#### [GIVEN INFORMATION]
+ + +

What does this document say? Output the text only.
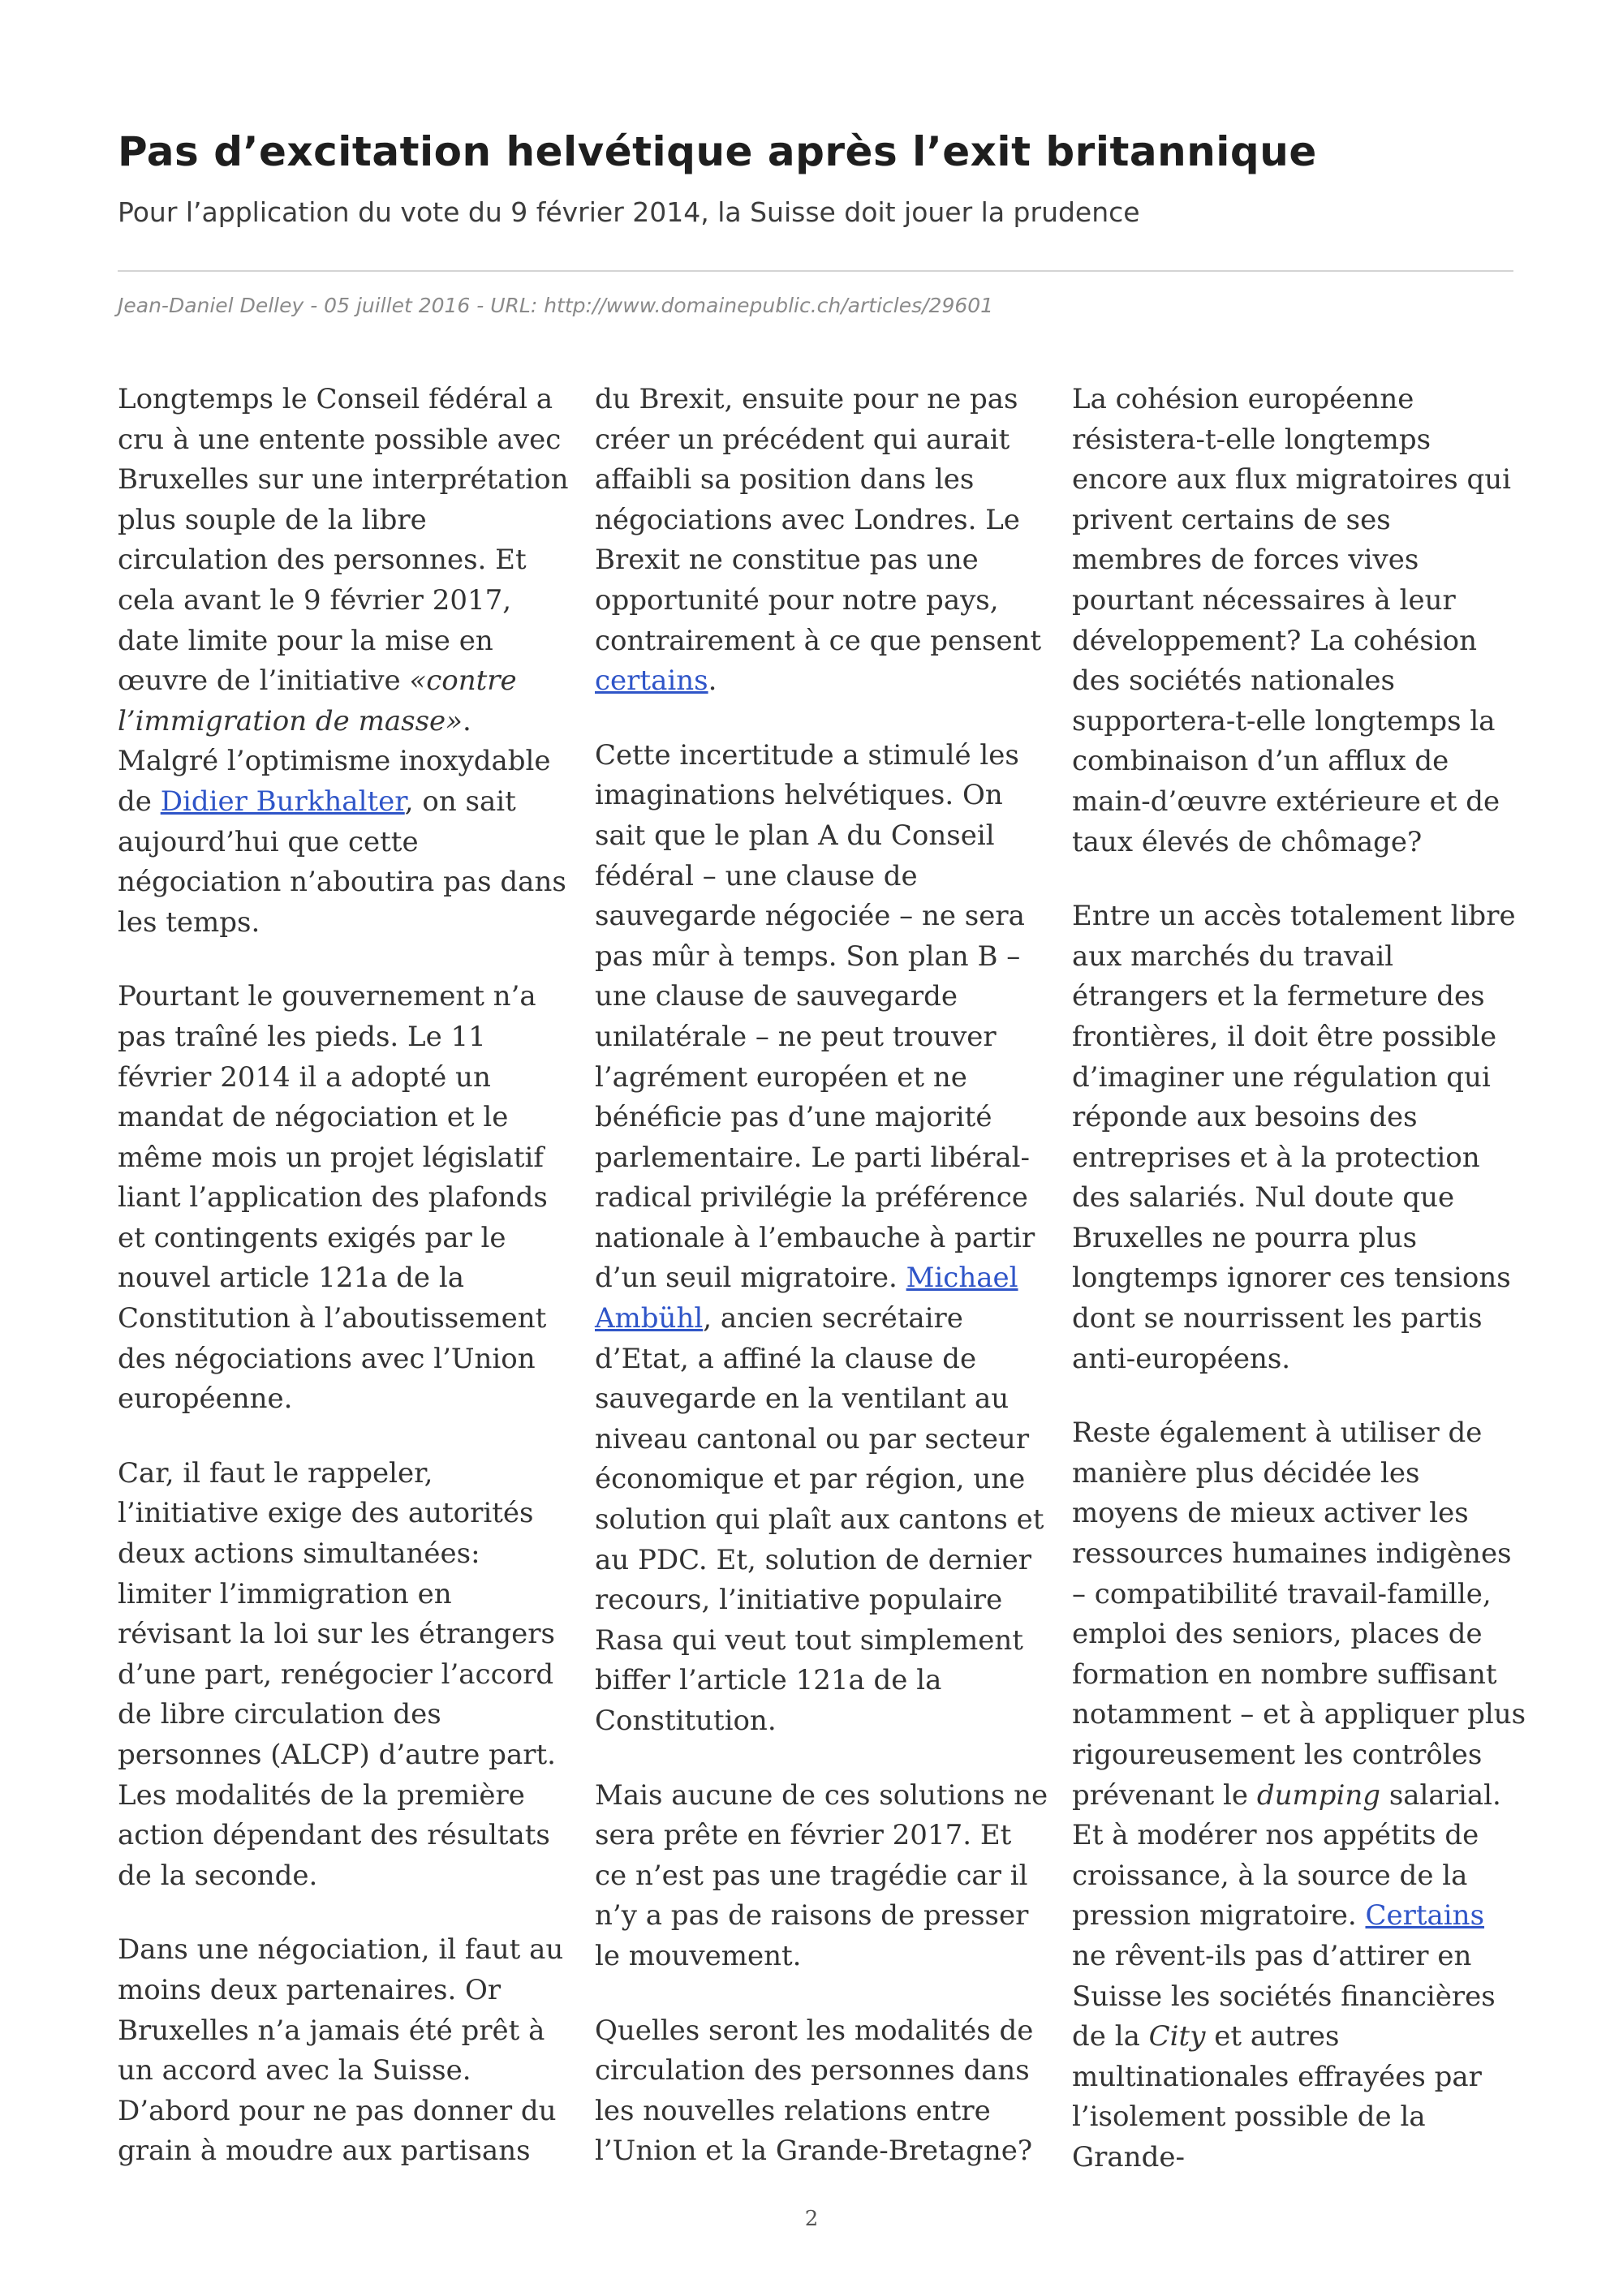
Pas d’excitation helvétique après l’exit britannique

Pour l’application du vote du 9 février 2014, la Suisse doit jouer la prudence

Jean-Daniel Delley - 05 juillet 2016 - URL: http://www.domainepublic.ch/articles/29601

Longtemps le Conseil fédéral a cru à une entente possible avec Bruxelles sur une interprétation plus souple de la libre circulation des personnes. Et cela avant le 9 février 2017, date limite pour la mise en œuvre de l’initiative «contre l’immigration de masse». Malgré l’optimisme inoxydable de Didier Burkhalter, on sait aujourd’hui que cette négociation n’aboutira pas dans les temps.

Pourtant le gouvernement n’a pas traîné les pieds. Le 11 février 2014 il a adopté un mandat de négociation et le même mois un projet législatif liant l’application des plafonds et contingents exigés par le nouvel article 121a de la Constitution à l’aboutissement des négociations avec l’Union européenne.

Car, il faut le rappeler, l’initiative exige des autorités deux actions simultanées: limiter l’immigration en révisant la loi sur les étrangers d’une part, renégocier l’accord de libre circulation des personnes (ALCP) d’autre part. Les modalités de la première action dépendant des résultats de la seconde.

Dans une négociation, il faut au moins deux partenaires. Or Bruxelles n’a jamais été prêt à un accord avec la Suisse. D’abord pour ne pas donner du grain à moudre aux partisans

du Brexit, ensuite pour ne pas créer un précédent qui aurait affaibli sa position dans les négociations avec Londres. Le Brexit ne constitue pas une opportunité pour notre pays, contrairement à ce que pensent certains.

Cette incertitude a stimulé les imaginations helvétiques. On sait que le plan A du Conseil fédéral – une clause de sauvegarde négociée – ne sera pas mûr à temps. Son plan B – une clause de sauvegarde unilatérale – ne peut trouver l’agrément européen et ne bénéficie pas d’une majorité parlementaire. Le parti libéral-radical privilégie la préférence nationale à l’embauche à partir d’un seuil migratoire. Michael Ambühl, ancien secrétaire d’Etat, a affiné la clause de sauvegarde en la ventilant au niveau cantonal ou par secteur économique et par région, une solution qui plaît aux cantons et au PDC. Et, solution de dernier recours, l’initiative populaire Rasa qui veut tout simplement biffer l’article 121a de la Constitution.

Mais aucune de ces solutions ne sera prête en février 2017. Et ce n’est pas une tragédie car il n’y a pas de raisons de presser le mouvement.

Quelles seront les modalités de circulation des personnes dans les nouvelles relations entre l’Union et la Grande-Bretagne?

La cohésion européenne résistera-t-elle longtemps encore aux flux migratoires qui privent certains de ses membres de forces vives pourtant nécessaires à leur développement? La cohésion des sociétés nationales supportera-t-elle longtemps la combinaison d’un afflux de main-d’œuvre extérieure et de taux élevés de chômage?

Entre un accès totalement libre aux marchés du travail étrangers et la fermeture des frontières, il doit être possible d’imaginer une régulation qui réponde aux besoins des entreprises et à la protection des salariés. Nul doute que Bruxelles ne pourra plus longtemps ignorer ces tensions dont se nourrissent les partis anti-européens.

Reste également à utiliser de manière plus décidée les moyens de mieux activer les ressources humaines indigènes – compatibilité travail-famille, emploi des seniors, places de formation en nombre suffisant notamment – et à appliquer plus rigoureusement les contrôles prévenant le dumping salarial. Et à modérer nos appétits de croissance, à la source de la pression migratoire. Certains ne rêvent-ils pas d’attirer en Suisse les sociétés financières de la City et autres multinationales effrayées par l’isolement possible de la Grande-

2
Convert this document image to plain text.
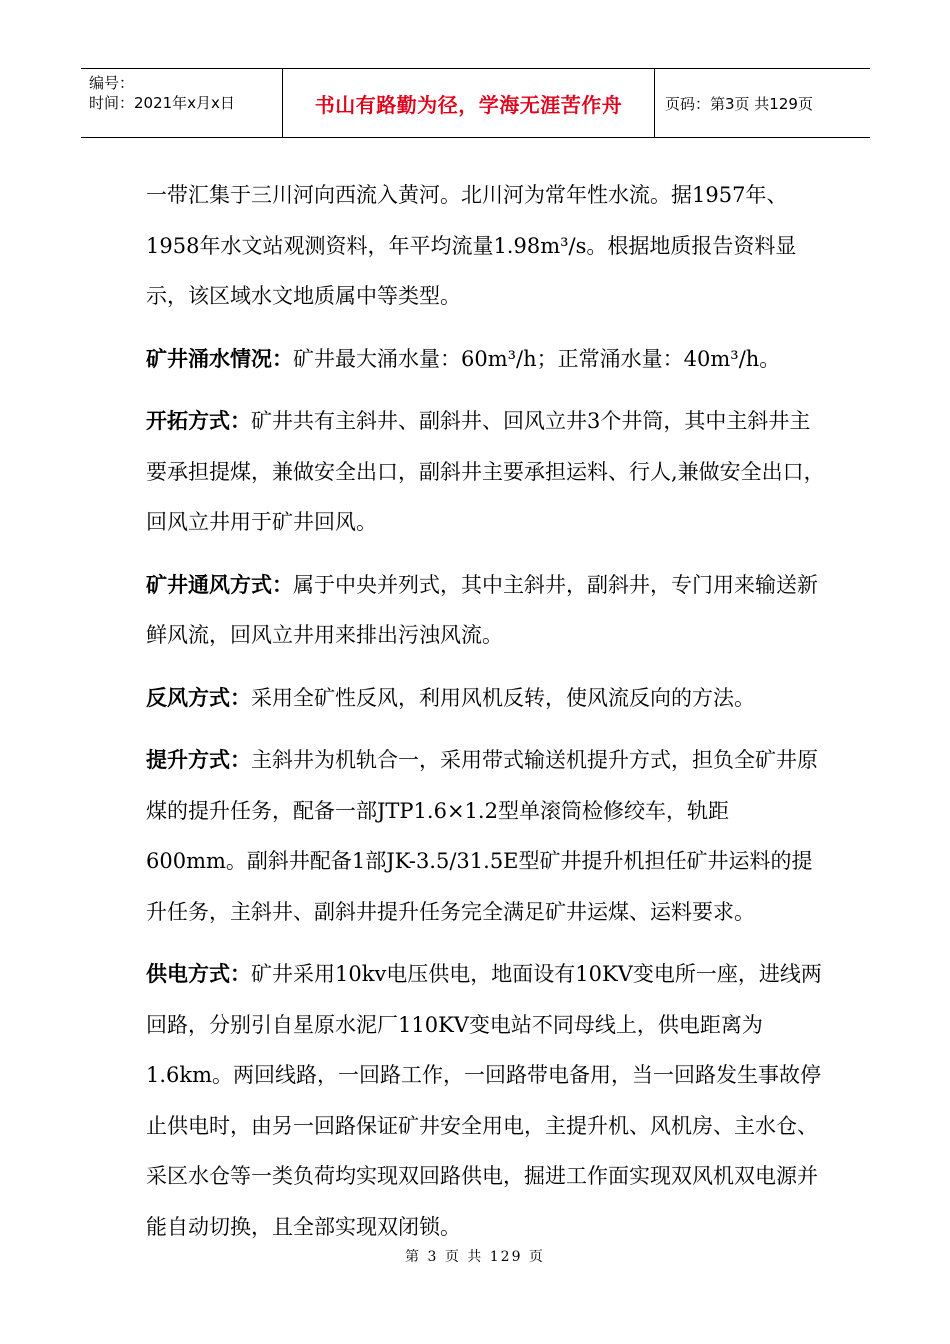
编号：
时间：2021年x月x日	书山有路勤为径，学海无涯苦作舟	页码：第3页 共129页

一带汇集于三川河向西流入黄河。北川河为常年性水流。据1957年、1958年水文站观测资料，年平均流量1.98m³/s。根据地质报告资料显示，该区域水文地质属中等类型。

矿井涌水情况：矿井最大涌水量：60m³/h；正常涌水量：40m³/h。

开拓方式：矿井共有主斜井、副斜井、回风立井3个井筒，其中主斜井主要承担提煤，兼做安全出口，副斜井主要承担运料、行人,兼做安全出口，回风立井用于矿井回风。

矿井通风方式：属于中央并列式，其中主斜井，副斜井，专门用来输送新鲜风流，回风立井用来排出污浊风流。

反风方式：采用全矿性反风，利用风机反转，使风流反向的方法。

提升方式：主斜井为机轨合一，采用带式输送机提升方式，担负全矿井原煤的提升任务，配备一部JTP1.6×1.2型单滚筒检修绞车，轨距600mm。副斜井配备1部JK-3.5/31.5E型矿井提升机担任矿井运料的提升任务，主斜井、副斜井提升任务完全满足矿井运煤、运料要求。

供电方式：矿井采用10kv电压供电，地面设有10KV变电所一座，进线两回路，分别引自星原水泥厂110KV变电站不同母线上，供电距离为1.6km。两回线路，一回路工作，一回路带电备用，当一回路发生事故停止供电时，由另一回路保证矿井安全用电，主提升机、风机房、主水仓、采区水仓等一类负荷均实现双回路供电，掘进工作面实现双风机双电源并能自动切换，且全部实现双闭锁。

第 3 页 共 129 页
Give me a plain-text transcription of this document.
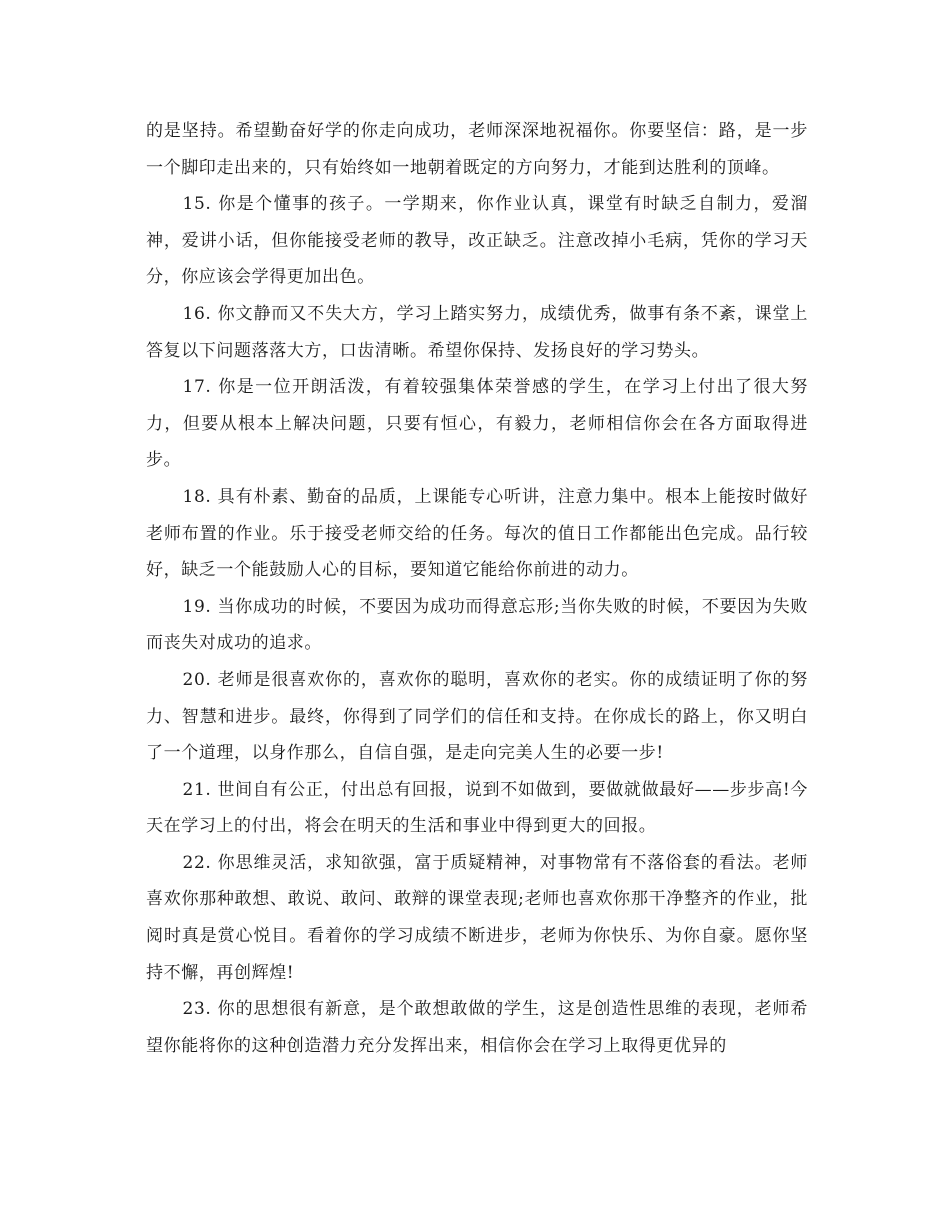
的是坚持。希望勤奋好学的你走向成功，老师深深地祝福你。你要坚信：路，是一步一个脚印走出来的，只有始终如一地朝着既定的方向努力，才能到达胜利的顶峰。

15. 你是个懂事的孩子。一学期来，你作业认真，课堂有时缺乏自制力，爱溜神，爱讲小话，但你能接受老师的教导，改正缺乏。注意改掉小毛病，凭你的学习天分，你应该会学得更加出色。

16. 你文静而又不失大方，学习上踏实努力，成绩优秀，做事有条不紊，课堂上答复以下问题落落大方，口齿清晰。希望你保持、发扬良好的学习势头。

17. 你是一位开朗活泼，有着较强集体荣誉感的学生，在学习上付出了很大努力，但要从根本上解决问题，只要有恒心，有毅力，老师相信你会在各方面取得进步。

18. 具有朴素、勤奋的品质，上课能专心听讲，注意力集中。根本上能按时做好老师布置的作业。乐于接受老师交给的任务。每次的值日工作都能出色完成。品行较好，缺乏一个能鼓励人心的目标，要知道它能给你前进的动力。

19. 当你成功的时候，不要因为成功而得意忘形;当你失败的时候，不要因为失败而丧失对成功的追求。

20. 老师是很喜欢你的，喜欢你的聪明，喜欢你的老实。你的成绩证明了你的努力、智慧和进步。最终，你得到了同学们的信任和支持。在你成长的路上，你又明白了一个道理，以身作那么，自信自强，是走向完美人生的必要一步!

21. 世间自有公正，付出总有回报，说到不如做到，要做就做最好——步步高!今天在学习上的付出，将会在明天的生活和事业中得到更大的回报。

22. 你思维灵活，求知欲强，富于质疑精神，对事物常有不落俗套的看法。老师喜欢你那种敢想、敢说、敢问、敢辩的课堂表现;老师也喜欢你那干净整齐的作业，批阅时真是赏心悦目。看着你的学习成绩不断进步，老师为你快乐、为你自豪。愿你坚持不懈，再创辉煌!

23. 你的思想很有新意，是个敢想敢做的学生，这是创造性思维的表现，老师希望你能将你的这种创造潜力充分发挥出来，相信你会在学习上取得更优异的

+ + +

#### [GOAL OF THE EXERCISE]
Make a copy of each line that contains the string "faut".

#### [RESPONSE]
Car, il faut le rappeler, l’initiative exige des autorités deux actions simultanées: limiter l’immigration en révisant la loi sur les étrangers d’une part, renégocier l’accord de libre circulation des personnes (ALCP) d’autre part. Les modalités de la première action dépendant des résultats de la seconde.
Dans une négociation, il faut au moins deux partenaires. Or Bruxelles n’a jamais été prêt à un accord avec la Suisse. D’abord pour ne pas donner du grain à moudre aux partisans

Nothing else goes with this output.